Where a line holds "ПШЕНИЧНЫЙ", copy it.

-- Start of ITEMS --

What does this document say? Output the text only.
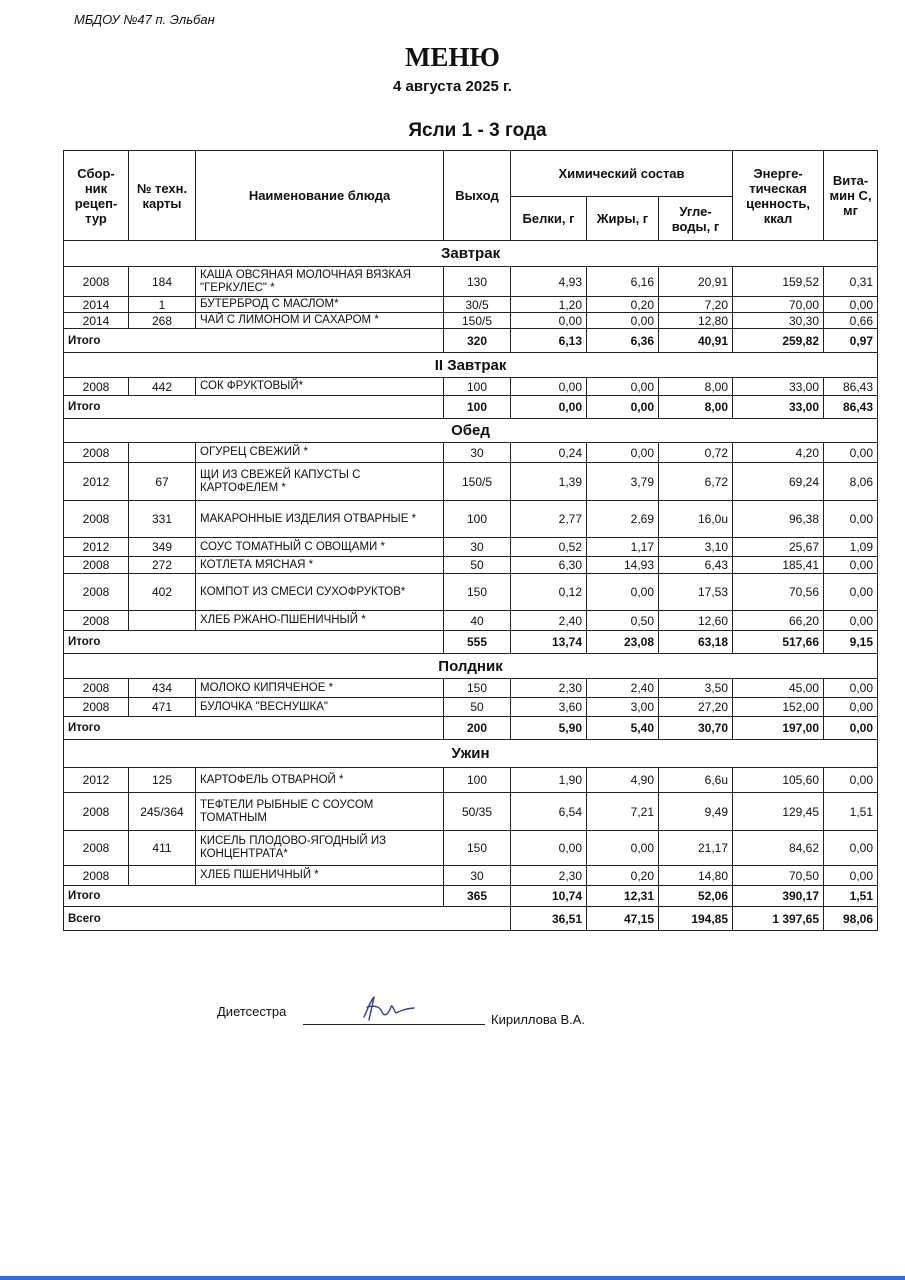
МБДОУ №47 п. Эльбан
МЕНЮ
4 августа 2025 г.
Ясли 1 - 3 года
Сбор-ник рецеп-тур	№ техн. карты	Наименование блюда	Выход	Химический состав			Энерге-тическая ценность, ккал	Вита-мин С, мг
				Белки, г	Жиры, г	Угле-воды, г		
Завтрак								
2008	184	КАША ОВСЯНАЯ МОЛОЧНАЯ ВЯЗКАЯ "ГЕРКУЛЕС" *	130	4,93	6,16	20,91	159,52	0,31
2014	1	БУТЕРБРОД С МАСЛОМ*	30/5	1,20	0,20	7,20	70,00	0,00
2014	268	ЧАЙ С ЛИМОНОМ И САХАРОМ *	150/5	0,00	0,00	12,80	30,30	0,66
Итого			320	6,13	6,36	40,91	259,82	0,97
II Завтрак								
2008	442	СОК ФРУКТОВЫЙ*	100	0,00	0,00	8,00	33,00	86,43
Итого			100	0,00	0,00	8,00	33,00	86,43
Обед								
2008		ОГУРЕЦ СВЕЖИЙ *	30	0,24	0,00	0,72	4,20	0,00
2012	67	ЩИ ИЗ СВЕЖЕЙ КАПУСТЫ С КАРТОФЕЛЕМ *	150/5	1,39	3,79	6,72	69,24	8,06
2008	331	МАКАРОННЫЕ ИЗДЕЛИЯ ОТВАРНЫЕ *	100	2,77	2,69	16,0u	96,38	0,00
2012	349	СОУС ТОМАТНЫЙ С ОВОЩАМИ *	30	0,52	1,17	3,10	25,67	1,09
2008	272	КОТЛЕТА МЯСНАЯ *	50	6,30	14,93	6,43	185,41	0,00
2008	402	КОМПОТ ИЗ СМЕСИ СУХОФРУКТОВ*	150	0,12	0,00	17,53	70,56	0,00
2008		ХЛЕБ РЖАНО-ПШЕНИЧНЫЙ *	40	2,40	0,50	12,60	66,20	0,00
Итого			555	13,74	23,08	63,18	517,66	9,15
Полдник								
2008	434	МОЛОКО КИПЯЧЕНОЕ *	150	2,30	2,40	3,50	45,00	0,00
2008	471	БУЛОЧКА "ВЕСНУШКА"	50	3,60	3,00	27,20	152,00	0,00
Итого			200	5,90	5,40	30,70	197,00	0,00
Ужин								
2012	125	КАРТОФЕЛЬ ОТВАРНОЙ *	100	1,90	4,90	6,6u	105,60	0,00
2008	245/364	ТЕФТЕЛИ РЫБНЫЕ С СОУСОМ ТОМАТНЫМ	50/35	6,54	7,21	9,49	129,45	1,51
2008	411	КИСЕЛЬ ПЛОДОВО-ЯГОДНЫЙ ИЗ КОНЦЕНТРАТА*	150	0,00	0,00	21,17	84,62	0,00
2008		ХЛЕБ ПШЕНИЧНЫЙ *	30	2,30	0,20	14,80	70,50	0,00
Итого			365	10,74	12,31	52,06	390,17	1,51
Всего				36,51	47,15	194,85	1 397,65	98,06
Диетсестра
Кириллова В.А.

-- End of ITEMS --

**ANSWER FOR THIS EXERCISE**
2008		ХЛЕБ РЖАНО-ПШЕНИЧНЫЙ *	40	2,40	0,50	12,60	66,20	0,00
2008		ХЛЕБ ПШЕНИЧНЫЙ *	30	2,30	0,20	14,80	70,50	0,00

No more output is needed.